Data extract:
========================================================================
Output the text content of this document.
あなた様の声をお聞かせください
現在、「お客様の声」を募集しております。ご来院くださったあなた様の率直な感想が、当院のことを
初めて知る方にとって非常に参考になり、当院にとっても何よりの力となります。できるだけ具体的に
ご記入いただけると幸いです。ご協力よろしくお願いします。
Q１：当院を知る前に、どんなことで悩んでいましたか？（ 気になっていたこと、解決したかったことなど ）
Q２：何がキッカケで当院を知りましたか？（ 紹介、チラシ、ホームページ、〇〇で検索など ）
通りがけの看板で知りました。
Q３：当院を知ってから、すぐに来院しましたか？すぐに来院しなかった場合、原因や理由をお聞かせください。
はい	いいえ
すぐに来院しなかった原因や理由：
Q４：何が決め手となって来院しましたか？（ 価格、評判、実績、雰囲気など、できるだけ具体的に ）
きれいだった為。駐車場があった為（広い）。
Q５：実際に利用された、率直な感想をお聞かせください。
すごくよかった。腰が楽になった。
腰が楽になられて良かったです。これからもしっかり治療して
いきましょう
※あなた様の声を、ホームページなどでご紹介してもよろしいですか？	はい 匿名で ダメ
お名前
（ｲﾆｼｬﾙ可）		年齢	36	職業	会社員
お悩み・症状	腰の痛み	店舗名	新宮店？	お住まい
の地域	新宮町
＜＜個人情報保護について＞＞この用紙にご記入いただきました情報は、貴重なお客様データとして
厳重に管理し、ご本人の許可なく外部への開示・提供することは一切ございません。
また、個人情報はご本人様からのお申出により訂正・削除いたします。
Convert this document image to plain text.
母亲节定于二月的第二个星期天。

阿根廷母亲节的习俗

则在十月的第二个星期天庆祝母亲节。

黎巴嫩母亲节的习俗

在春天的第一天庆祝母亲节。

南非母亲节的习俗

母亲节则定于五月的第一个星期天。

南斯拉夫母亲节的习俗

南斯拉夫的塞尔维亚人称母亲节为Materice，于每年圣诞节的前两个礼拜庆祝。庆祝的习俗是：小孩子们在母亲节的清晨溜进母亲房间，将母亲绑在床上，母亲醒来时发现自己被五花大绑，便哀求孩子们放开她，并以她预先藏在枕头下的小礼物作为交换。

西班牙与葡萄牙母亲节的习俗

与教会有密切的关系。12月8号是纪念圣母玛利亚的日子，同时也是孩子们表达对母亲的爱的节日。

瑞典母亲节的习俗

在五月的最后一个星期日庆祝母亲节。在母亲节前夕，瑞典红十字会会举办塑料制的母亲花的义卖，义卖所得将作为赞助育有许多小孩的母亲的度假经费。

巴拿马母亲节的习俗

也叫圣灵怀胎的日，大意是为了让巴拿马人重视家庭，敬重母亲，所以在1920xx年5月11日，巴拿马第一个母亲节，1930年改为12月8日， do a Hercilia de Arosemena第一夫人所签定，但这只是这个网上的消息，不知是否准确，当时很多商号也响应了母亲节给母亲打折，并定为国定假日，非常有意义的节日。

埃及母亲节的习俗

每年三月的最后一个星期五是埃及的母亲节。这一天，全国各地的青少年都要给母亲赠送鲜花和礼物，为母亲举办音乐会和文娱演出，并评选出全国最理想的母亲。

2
========================================================================
Your goal: Write the complete data out, exactly as above.

Result of the exercise:
Output the text content of this document.
あなた様の声をお聞かせください
現在、「お客様の声」を募集しております。ご来院くださったあなた様の率直な感想が、当院のことを
初めて知る方にとって非常に参考になり、当院にとっても何よりの力となります。できるだけ具体的に
ご記入いただけると幸いです。ご協力よろしくお願いします。
Q１：当院を知る前に、どんなことで悩んでいましたか？（ 気になっていたこと、解決したかったことなど ）
Q２：何がキッカケで当院を知りましたか？（ 紹介、チラシ、ホームページ、〇〇で検索など ）
通りがけの看板で知りました。
Q３：当院を知ってから、すぐに来院しましたか？すぐに来院しなかった場合、原因や理由をお聞かせください。
はい	いいえ
すぐに来院しなかった原因や理由：
Q４：何が決め手となって来院しましたか？（ 価格、評判、実績、雰囲気など、できるだけ具体的に ）
きれいだった為。駐車場があった為（広い）。
Q５：実際に利用された、率直な感想をお聞かせください。
すごくよかった。腰が楽になった。
腰が楽になられて良かったです。これからもしっかり治療して
いきましょう
※あなた様の声を、ホームページなどでご紹介してもよろしいですか？	はい 匿名で ダメ
お名前
（ｲﾆｼｬﾙ可）		年齢	36	職業	会社員
お悩み・症状	腰の痛み	店舗名	新宮店？	お住まい
の地域	新宮町
＜＜個人情報保護について＞＞この用紙にご記入いただきました情報は、貴重なお客様データとして
厳重に管理し、ご本人の許可なく外部への開示・提供することは一切ございません。
また、個人情報はご本人様からのお申出により訂正・削除いたします。
Convert this document image to plain text.
母亲节定于二月的第二个星期天。

阿根廷母亲节的习俗

则在十月的第二个星期天庆祝母亲节。

黎巴嫩母亲节的习俗

在春天的第一天庆祝母亲节。

南非母亲节的习俗

母亲节则定于五月的第一个星期天。

南斯拉夫母亲节的习俗

南斯拉夫的塞尔维亚人称母亲节为Materice，于每年圣诞节的前两个礼拜庆祝。庆祝的习俗是：小孩子们在母亲节的清晨溜进母亲房间，将母亲绑在床上，母亲醒来时发现自己被五花大绑，便哀求孩子们放开她，并以她预先藏在枕头下的小礼物作为交换。

西班牙与葡萄牙母亲节的习俗

与教会有密切的关系。12月8号是纪念圣母玛利亚的日子，同时也是孩子们表达对母亲的爱的节日。

瑞典母亲节的习俗

在五月的最后一个星期日庆祝母亲节。在母亲节前夕，瑞典红十字会会举办塑料制的母亲花的义卖，义卖所得将作为赞助育有许多小孩的母亲的度假经费。

巴拿马母亲节的习俗

也叫圣灵怀胎的日，大意是为了让巴拿马人重视家庭，敬重母亲，所以在1920xx年5月11日，巴拿马第一个母亲节，1930年改为12月8日， do a Hercilia de Arosemena第一夫人所签定，但这只是这个网上的消息，不知是否准确，当时很多商号也响应了母亲节给母亲打折，并定为国定假日，非常有意义的节日。

埃及母亲节的习俗

每年三月的最后一个星期五是埃及的母亲节。这一天，全国各地的青少年都要给母亲赠送鲜花和礼物，为母亲举办音乐会和文娱演出，并评选出全国最理想的母亲。

2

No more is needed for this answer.